• What to produce: Can you copy out the data exactly? Leave the images out.

• Excerpted records:

* * * * *

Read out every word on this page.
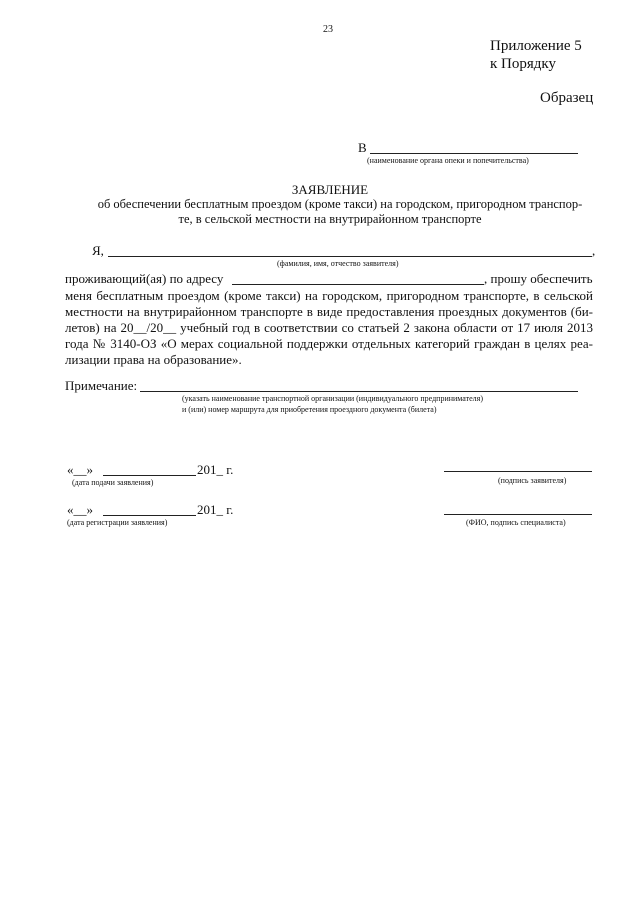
23
Приложение 5
к Порядку
Образец
В
(наименование органа опеки и попечительства)
ЗАЯВЛЕНИЕ
об обеспечении бесплатным проездом (кроме такси) на городском, пригородном транспор-
те, в сельской местности на внутрирайонном транспорте
Я,	,
(фамилия, имя, отчество заявителя)
проживающий(ая) по адресу	, прошу обеспечить
меня бесплатным проездом (кроме такси) на городском, пригородном транспорте, в сельской
местности на внутрирайонном транспорте в виде предоставления проездных документов (би-
летов) на 20__/20__ учебный год в соответствии со статьей 2 закона области от 17 июля 2013
года № 3140-ОЗ «О мерах социальной поддержки отдельных категорий граждан в целях реа-
лизации права на образование».
Примечание:
(указать наименование транспортной организации (индивидуального предпринимателя)
и (или) номер маршрута для приобретения проездного документа (билета)
«__»	201_ г.
(дата подачи заявления)	(подпись заявителя)
«__»	201_ г.
(дата регистрации заявления)	(ФИО, подпись специалиста)
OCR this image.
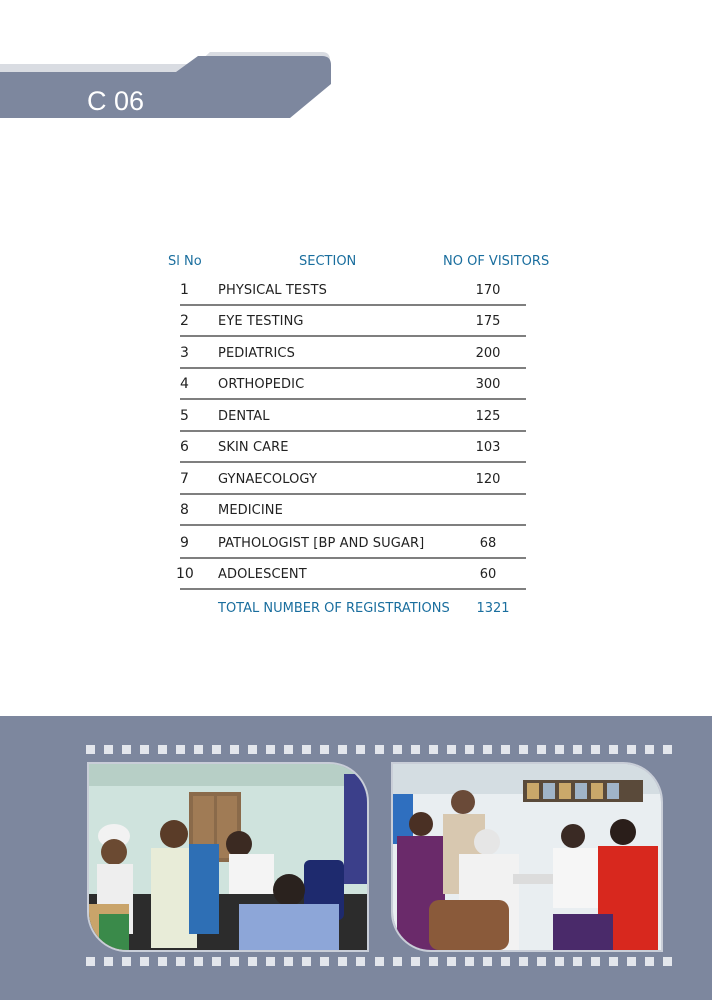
C 06
Sl No	SECTION	NO OF VISITORS
1 PHYSICAL TESTS	170
2 EYE TESTING	175
3 PEDIATRICS	200
4 ORTHOPEDIC	300
5 DENTAL	125
6 SKIN CARE	103
7 GYNAECOLOGY	120
8 MEDICINE
9 PATHOLOGIST [BP AND SUGAR]	68
10 ADOLESCENT	60
TOTAL NUMBER OF REGISTRATIONS	1321
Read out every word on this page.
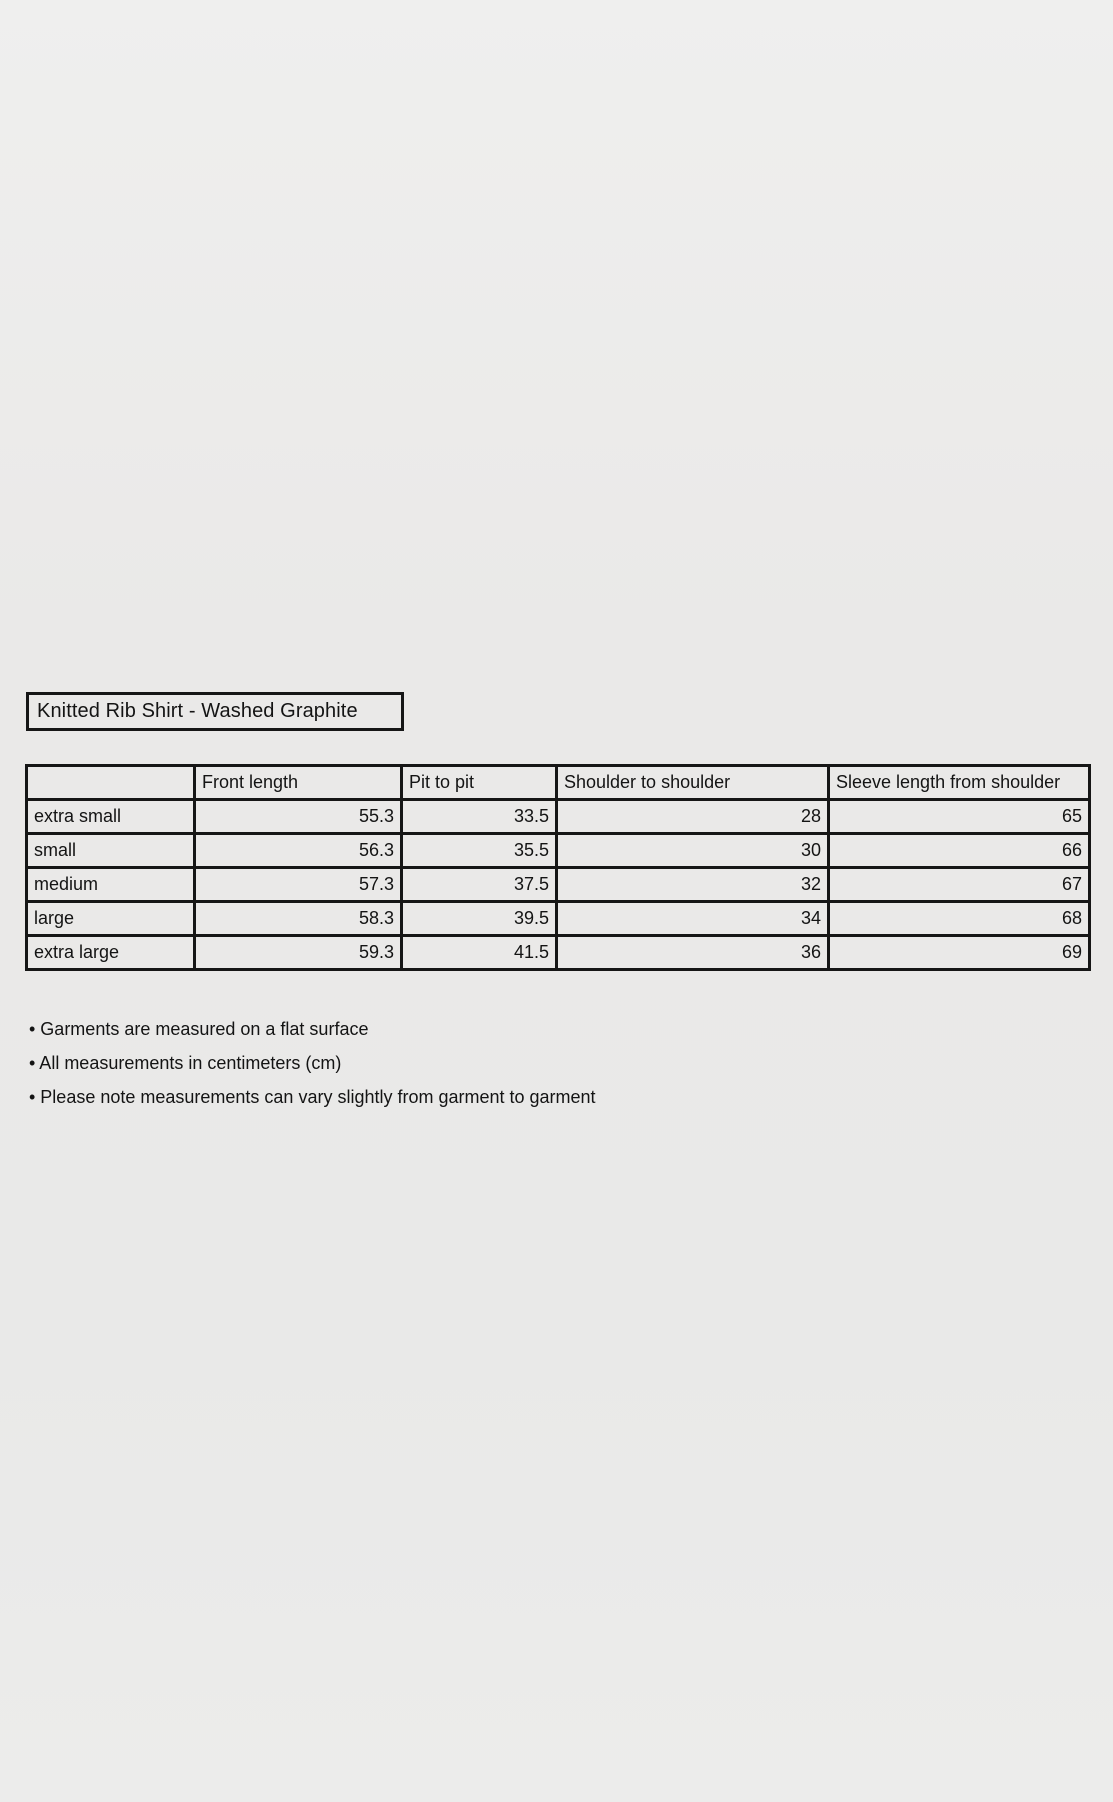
Knitted Rib Shirt - Washed Graphite
	Front length	Pit to pit	Shoulder to shoulder	Sleeve length from shoulder
extra small	55.3	33.5	28	65
small	56.3	35.5	30	66
medium	57.3	37.5	32	67
large	58.3	39.5	34	68
extra large	59.3	41.5	36	69

• Garments are measured on a flat surface

• All measurements in centimeters (cm)

• Please note measurements can vary slightly from garment to garment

* * * * *

• Task response:
Read out every word on this page.
23
Приложение 5
к Порядку
Образец
В
(наименование органа опеки и попечительства)
ЗАЯВЛЕНИЕ
об обеспечении бесплатным проездом (кроме такси) на городском, пригородном транспор-
те, в сельской местности на внутрирайонном транспорте
Я,	,
(фамилия, имя, отчество заявителя)
проживающий(ая) по адресу	, прошу обеспечить
меня бесплатным проездом (кроме такси) на городском, пригородном транспорте, в сельской
местности на внутрирайонном транспорте в виде предоставления проездных документов (би-
летов) на 20__/20__ учебный год в соответствии со статьей 2 закона области от 17 июля 2013
года № 3140-ОЗ «О мерах социальной поддержки отдельных категорий граждан в целях реа-
лизации права на образование».
Примечание:
(указать наименование транспортной организации (индивидуального предпринимателя)
и (или) номер маршрута для приобретения проездного документа (билета)
«__»	201_ г.
(дата подачи заявления)	(подпись заявителя)
«__»	201_ г.
(дата регистрации заявления)	(ФИО, подпись специалиста)
OCR this image.
C 06
Sl No	SECTION	NO OF VISITORS
1 PHYSICAL TESTS	170
2 EYE TESTING	175
3 PEDIATRICS	200
4 ORTHOPEDIC	300
5 DENTAL	125
6 SKIN CARE	103
7 GYNAECOLOGY	120
8 MEDICINE
9 PATHOLOGIST [BP AND SUGAR]	68
10 ADOLESCENT	60
TOTAL NUMBER OF REGISTRATIONS	1321
Read out every word on this page.
Knitted Rib Shirt - Washed Graphite
	Front length	Pit to pit	Shoulder to shoulder	Sleeve length from shoulder
extra small	55.3	33.5	28	65
small	56.3	35.5	30	66
medium	57.3	37.5	32	67
large	58.3	39.5	34	68
extra large	59.3	41.5	36	69

• Garments are measured on a flat surface

• All measurements in centimeters (cm)

• Please note measurements can vary slightly from garment to garment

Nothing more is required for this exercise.